[TASK GOAL]
Gather each line of the records where "阻尼力曲线" appears.

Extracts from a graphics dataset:
•••

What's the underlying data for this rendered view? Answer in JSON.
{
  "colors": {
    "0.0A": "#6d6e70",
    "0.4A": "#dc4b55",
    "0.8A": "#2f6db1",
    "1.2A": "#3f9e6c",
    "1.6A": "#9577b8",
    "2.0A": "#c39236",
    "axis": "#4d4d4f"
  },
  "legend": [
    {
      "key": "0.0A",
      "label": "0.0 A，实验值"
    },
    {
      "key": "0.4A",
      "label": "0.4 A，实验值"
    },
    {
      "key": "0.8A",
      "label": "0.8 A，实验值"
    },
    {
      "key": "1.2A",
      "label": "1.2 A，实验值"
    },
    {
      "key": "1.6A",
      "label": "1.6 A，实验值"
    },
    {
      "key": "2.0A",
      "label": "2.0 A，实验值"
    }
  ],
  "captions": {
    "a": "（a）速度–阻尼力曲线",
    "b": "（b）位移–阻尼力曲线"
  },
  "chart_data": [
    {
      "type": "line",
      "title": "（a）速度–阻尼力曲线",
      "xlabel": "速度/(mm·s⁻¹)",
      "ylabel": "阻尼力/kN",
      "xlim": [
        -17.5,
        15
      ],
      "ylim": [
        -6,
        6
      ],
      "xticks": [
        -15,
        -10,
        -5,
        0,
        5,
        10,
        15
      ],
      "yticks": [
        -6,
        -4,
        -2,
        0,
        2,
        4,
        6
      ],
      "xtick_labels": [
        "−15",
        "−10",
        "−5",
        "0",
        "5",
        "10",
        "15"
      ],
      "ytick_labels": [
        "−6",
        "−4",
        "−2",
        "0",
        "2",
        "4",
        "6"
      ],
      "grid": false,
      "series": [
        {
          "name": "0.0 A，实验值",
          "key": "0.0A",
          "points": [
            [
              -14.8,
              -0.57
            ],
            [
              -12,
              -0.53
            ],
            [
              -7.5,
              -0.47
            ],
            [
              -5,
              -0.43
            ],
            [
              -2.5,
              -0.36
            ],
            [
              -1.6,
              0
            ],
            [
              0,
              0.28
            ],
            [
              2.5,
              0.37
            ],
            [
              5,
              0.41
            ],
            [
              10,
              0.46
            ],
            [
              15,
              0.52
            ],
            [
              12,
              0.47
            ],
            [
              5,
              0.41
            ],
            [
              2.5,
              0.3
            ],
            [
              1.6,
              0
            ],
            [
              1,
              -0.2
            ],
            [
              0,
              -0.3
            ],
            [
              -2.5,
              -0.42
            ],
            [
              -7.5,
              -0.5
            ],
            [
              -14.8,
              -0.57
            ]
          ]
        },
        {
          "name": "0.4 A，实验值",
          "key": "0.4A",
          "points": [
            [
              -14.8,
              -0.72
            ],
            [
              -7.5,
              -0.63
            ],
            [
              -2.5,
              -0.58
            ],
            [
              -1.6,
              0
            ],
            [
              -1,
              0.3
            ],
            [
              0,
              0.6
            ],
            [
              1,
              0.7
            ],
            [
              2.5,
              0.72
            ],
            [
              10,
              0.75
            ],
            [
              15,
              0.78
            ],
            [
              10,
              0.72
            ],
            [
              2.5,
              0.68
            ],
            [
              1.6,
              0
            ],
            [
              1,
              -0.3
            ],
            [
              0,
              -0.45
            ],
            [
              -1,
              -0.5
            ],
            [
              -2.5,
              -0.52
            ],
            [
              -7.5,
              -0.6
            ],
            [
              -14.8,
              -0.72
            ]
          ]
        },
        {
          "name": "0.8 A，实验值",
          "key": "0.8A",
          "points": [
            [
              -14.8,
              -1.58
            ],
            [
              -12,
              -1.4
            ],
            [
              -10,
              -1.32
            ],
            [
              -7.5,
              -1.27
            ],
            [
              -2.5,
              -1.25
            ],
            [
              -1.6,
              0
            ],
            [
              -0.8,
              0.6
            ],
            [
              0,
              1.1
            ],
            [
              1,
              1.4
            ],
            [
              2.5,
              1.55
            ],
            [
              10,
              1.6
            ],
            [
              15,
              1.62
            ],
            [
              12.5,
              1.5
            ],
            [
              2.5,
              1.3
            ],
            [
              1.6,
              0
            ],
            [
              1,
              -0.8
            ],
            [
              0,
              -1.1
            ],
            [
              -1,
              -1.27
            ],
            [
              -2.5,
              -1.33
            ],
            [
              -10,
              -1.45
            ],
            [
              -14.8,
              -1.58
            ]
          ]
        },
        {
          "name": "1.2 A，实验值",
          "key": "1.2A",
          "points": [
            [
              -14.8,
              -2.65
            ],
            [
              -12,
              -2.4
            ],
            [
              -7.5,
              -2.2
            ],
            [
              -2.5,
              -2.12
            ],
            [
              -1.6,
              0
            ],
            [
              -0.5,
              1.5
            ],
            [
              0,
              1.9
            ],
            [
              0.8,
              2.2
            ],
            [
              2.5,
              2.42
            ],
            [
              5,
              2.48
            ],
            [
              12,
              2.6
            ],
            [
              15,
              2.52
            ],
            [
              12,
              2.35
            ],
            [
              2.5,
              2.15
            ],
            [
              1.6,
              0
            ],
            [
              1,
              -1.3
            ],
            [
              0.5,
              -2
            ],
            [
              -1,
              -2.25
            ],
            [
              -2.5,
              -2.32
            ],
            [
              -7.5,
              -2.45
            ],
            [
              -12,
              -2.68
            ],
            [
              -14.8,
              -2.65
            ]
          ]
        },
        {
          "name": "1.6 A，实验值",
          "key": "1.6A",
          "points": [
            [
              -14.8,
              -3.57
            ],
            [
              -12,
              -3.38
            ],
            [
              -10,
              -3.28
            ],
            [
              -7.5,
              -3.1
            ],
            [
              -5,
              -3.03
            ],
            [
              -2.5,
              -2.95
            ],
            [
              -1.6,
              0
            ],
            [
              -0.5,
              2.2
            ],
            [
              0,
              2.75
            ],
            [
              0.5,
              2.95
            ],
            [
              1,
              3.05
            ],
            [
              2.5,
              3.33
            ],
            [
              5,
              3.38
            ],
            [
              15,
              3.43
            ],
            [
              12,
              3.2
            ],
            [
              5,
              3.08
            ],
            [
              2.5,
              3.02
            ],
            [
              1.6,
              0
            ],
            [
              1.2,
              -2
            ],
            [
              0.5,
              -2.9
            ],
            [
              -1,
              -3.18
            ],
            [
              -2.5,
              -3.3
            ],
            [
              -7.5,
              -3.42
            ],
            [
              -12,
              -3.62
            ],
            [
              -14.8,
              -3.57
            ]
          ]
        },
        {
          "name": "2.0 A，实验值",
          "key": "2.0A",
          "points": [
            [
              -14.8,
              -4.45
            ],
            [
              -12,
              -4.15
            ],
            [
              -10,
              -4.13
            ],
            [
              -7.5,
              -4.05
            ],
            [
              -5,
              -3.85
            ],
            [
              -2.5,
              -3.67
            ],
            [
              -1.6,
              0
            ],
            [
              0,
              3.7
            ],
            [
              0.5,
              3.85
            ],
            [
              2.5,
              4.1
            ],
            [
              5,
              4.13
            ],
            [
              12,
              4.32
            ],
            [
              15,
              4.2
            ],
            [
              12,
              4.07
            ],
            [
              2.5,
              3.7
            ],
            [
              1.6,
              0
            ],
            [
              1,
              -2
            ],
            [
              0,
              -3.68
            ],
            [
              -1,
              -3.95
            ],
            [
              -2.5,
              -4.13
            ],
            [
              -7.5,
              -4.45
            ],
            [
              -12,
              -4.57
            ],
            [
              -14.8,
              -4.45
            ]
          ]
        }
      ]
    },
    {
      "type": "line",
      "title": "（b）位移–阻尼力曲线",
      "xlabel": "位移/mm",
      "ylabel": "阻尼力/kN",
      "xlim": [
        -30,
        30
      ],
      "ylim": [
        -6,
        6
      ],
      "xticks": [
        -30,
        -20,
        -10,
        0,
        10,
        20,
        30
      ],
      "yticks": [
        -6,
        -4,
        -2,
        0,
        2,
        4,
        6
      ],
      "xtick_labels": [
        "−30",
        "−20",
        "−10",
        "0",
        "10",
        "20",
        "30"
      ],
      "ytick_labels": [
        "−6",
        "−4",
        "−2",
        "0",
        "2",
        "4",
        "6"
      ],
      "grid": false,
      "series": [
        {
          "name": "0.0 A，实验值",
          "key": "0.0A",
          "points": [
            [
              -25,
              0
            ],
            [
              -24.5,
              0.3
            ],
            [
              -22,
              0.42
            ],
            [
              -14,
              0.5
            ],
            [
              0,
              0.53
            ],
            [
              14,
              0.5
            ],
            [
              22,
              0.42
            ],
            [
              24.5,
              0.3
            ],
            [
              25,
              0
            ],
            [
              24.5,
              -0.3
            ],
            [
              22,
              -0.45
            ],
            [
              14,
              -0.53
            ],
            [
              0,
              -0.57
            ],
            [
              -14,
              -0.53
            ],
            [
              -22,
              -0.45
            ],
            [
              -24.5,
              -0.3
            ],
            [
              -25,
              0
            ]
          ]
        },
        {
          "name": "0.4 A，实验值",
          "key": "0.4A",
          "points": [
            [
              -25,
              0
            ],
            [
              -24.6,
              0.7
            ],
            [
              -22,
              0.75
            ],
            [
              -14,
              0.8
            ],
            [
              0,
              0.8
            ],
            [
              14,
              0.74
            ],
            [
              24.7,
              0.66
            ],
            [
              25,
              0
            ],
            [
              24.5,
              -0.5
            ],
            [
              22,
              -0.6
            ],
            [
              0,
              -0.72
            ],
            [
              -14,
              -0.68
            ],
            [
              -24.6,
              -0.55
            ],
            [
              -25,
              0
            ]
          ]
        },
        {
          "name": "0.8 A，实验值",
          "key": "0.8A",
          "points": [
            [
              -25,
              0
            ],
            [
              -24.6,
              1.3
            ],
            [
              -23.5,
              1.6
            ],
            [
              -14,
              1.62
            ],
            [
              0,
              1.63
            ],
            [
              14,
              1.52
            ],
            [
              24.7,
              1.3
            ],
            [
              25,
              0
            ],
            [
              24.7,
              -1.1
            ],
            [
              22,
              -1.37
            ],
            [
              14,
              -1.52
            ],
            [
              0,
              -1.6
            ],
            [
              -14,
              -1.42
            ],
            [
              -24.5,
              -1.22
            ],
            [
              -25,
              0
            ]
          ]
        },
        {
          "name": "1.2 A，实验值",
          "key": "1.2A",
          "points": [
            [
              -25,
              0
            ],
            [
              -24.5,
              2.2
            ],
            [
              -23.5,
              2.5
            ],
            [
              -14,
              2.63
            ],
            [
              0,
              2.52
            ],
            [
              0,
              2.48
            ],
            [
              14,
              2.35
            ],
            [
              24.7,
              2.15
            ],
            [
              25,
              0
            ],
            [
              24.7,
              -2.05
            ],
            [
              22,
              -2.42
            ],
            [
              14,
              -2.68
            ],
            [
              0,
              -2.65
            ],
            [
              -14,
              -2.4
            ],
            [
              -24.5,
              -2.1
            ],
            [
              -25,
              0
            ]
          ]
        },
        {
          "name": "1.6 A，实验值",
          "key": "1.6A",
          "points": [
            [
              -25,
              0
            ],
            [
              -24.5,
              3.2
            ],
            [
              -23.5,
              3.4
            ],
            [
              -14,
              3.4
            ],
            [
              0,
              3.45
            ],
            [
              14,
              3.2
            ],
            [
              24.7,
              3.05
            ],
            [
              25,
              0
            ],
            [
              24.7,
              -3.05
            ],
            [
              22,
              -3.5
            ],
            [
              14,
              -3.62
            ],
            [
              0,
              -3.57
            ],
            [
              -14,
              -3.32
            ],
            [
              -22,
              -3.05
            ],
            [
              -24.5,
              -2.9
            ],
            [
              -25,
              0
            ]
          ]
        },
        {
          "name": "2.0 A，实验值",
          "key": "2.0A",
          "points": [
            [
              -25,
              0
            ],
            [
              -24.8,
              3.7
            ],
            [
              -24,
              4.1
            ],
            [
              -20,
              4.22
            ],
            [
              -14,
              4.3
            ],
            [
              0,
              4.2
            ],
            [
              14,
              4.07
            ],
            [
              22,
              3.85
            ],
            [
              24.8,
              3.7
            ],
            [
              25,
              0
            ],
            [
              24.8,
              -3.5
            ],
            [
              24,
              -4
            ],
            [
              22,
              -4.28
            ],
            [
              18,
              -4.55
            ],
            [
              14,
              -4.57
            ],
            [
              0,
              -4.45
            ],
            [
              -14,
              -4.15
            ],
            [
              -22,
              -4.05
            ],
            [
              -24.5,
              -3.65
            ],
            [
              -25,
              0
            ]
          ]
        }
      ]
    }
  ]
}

•••

[ANSWER FOR THE TASK]
    "a": "（a）速度–阻尼力曲线",
    "b": "（b）位移–阻尼力曲线"
      "title": "（a）速度–阻尼力曲线",
      "title": "（b）位移–阻尼力曲线",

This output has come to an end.